- Task details -
The exercise asks for every line of the data to be reproduced exactly.

- Supplied entries -
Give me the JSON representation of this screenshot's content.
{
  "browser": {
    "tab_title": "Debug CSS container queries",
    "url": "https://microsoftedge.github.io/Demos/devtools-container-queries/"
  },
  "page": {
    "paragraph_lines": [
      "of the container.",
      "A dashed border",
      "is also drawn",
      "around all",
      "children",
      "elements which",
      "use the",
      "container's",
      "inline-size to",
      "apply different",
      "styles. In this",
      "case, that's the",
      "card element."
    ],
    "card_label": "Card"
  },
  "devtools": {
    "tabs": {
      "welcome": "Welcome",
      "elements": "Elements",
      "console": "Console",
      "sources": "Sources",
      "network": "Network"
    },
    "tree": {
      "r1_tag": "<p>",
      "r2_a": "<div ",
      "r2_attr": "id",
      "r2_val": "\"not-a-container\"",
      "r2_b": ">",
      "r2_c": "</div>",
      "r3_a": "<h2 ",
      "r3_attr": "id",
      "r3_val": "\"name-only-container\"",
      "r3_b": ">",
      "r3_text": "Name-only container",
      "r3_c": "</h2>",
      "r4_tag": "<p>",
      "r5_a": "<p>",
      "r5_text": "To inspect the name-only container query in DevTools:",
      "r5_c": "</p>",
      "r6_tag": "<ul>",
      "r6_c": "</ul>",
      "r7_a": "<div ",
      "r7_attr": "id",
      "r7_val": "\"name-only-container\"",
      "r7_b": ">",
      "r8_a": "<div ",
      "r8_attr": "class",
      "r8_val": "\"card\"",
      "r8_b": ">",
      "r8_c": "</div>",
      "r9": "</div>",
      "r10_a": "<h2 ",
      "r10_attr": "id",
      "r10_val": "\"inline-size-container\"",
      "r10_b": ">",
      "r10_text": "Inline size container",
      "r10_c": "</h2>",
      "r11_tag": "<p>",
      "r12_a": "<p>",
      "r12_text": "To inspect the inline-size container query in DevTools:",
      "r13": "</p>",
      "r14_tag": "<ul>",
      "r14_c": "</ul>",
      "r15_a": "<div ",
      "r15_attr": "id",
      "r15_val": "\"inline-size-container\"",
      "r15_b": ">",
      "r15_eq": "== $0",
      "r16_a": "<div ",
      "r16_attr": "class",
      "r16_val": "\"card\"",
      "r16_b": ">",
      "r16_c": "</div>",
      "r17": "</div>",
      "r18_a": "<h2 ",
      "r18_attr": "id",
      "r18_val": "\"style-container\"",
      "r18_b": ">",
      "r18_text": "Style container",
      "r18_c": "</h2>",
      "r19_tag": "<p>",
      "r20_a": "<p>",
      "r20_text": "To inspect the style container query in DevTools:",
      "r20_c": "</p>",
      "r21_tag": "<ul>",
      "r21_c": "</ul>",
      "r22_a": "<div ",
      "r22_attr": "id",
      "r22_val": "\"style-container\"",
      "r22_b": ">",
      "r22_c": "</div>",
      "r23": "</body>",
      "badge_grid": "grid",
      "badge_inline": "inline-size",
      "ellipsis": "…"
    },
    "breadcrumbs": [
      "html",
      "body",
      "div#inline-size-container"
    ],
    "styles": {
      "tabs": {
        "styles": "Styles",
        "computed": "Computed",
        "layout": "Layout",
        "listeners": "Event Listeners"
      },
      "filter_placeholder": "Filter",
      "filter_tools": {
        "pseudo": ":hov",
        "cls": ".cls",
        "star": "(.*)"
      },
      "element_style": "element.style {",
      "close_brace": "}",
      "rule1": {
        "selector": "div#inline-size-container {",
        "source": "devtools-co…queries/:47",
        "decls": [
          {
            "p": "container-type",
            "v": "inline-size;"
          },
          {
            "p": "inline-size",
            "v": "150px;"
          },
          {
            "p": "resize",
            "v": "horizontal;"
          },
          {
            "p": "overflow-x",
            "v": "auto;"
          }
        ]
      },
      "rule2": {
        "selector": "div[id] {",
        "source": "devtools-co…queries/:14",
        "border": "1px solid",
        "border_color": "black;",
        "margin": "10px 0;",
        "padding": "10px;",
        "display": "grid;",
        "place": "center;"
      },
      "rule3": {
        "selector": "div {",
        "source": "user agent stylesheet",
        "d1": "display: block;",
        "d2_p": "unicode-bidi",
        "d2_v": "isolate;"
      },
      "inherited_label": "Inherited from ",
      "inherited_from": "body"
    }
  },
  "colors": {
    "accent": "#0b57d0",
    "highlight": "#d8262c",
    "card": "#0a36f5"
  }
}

- Task response -
Give me the JSON representation of this screenshot's content.
{
  "browser": {
    "tab_title": "Debug CSS container queries",
    "url": "https://microsoftedge.github.io/Demos/devtools-container-queries/"
  },
  "page": {
    "paragraph_lines": [
      "of the container.",
      "A dashed border",
      "is also drawn",
      "around all",
      "children",
      "elements which",
      "use the",
      "container's",
      "inline-size to",
      "apply different",
      "styles. In this",
      "case, that's the",
      "card element."
    ],
    "card_label": "Card"
  },
  "devtools": {
    "tabs": {
      "welcome": "Welcome",
      "elements": "Elements",
      "console": "Console",
      "sources": "Sources",
      "network": "Network"
    },
    "tree": {
      "r1_tag": "<p>",
      "r2_a": "<div ",
      "r2_attr": "id",
      "r2_val": "\"not-a-container\"",
      "r2_b": ">",
      "r2_c": "</div>",
      "r3_a": "<h2 ",
      "r3_attr": "id",
      "r3_val": "\"name-only-container\"",
      "r3_b": ">",
      "r3_text": "Name-only container",
      "r3_c": "</h2>",
      "r4_tag": "<p>",
      "r5_a": "<p>",
      "r5_text": "To inspect the name-only container query in DevTools:",
      "r5_c": "</p>",
      "r6_tag": "<ul>",
      "r6_c": "</ul>",
      "r7_a": "<div ",
      "r7_attr": "id",
      "r7_val": "\"name-only-container\"",
      "r7_b": ">",
      "r8_a": "<div ",
      "r8_attr": "class",
      "r8_val": "\"card\"",
      "r8_b": ">",
      "r8_c": "</div>",
      "r9": "</div>",
      "r10_a": "<h2 ",
      "r10_attr": "id",
      "r10_val": "\"inline-size-container\"",
      "r10_b": ">",
      "r10_text": "Inline size container",
      "r10_c": "</h2>",
      "r11_tag": "<p>",
      "r12_a": "<p>",
      "r12_text": "To inspect the inline-size container query in DevTools:",
      "r13": "</p>",
      "r14_tag": "<ul>",
      "r14_c": "</ul>",
      "r15_a": "<div ",
      "r15_attr": "id",
      "r15_val": "\"inline-size-container\"",
      "r15_b": ">",
      "r15_eq": "== $0",
      "r16_a": "<div ",
      "r16_attr": "class",
      "r16_val": "\"card\"",
      "r16_b": ">",
      "r16_c": "</div>",
      "r17": "</div>",
      "r18_a": "<h2 ",
      "r18_attr": "id",
      "r18_val": "\"style-container\"",
      "r18_b": ">",
      "r18_text": "Style container",
      "r18_c": "</h2>",
      "r19_tag": "<p>",
      "r20_a": "<p>",
      "r20_text": "To inspect the style container query in DevTools:",
      "r20_c": "</p>",
      "r21_tag": "<ul>",
      "r21_c": "</ul>",
      "r22_a": "<div ",
      "r22_attr": "id",
      "r22_val": "\"style-container\"",
      "r22_b": ">",
      "r22_c": "</div>",
      "r23": "</body>",
      "badge_grid": "grid",
      "badge_inline": "inline-size",
      "ellipsis": "…"
    },
    "breadcrumbs": [
      "html",
      "body",
      "div#inline-size-container"
    ],
    "styles": {
      "tabs": {
        "styles": "Styles",
        "computed": "Computed",
        "layout": "Layout",
        "listeners": "Event Listeners"
      },
      "filter_placeholder": "Filter",
      "filter_tools": {
        "pseudo": ":hov",
        "cls": ".cls",
        "star": "(.*)"
      },
      "element_style": "element.style {",
      "close_brace": "}",
      "rule1": {
        "selector": "div#inline-size-container {",
        "source": "devtools-co…queries/:47",
        "decls": [
          {
            "p": "container-type",
            "v": "inline-size;"
          },
          {
            "p": "inline-size",
            "v": "150px;"
          },
          {
            "p": "resize",
            "v": "horizontal;"
          },
          {
            "p": "overflow-x",
            "v": "auto;"
          }
        ]
      },
      "rule2": {
        "selector": "div[id] {",
        "source": "devtools-co…queries/:14",
        "border": "1px solid",
        "border_color": "black;",
        "margin": "10px 0;",
        "padding": "10px;",
        "display": "grid;",
        "place": "center;"
      },
      "rule3": {
        "selector": "div {",
        "source": "user agent stylesheet",
        "d1": "display: block;",
        "d2_p": "unicode-bidi",
        "d2_v": "isolate;"
      },
      "inherited_label": "Inherited from ",
      "inherited_from": "body"
    }
  },
  "colors": {
    "accent": "#0b57d0",
    "highlight": "#d8262c",
    "card": "#0a36f5"
  }
}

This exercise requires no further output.